■ Work to do ■
Write the listing out again, all of it, word for word.

[Data items]
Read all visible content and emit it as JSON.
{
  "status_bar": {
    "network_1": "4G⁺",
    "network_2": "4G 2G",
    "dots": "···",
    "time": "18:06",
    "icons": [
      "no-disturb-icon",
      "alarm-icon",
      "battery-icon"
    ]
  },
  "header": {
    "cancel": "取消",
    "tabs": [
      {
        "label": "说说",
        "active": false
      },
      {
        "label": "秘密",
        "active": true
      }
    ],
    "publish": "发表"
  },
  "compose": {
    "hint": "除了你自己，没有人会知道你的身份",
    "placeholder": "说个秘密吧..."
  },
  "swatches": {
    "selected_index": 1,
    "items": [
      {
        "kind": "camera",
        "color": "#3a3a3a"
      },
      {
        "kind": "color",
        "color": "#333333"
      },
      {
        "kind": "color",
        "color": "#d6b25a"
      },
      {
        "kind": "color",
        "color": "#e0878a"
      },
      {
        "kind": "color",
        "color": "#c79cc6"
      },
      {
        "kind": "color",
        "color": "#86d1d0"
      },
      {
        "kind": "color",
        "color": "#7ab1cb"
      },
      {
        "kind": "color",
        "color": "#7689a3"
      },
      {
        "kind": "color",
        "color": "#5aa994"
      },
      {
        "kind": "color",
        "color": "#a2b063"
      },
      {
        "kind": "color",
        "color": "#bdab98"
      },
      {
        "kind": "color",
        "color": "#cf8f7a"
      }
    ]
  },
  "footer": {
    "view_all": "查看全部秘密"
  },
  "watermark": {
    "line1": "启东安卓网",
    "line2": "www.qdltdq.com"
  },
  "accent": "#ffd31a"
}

■ Answer to the task ■
Read all visible content and emit it as JSON.
{
  "status_bar": {
    "network_1": "4G⁺",
    "network_2": "4G 2G",
    "dots": "···",
    "time": "18:06",
    "icons": [
      "no-disturb-icon",
      "alarm-icon",
      "battery-icon"
    ]
  },
  "header": {
    "cancel": "取消",
    "tabs": [
      {
        "label": "说说",
        "active": false
      },
      {
        "label": "秘密",
        "active": true
      }
    ],
    "publish": "发表"
  },
  "compose": {
    "hint": "除了你自己，没有人会知道你的身份",
    "placeholder": "说个秘密吧..."
  },
  "swatches": {
    "selected_index": 1,
    "items": [
      {
        "kind": "camera",
        "color": "#3a3a3a"
      },
      {
        "kind": "color",
        "color": "#333333"
      },
      {
        "kind": "color",
        "color": "#d6b25a"
      },
      {
        "kind": "color",
        "color": "#e0878a"
      },
      {
        "kind": "color",
        "color": "#c79cc6"
      },
      {
        "kind": "color",
        "color": "#86d1d0"
      },
      {
        "kind": "color",
        "color": "#7ab1cb"
      },
      {
        "kind": "color",
        "color": "#7689a3"
      },
      {
        "kind": "color",
        "color": "#5aa994"
      },
      {
        "kind": "color",
        "color": "#a2b063"
      },
      {
        "kind": "color",
        "color": "#bdab98"
      },
      {
        "kind": "color",
        "color": "#cf8f7a"
      }
    ]
  },
  "footer": {
    "view_all": "查看全部秘密"
  },
  "watermark": {
    "line1": "启东安卓网",
    "line2": "www.qdltdq.com"
  },
  "accent": "#ffd31a"
}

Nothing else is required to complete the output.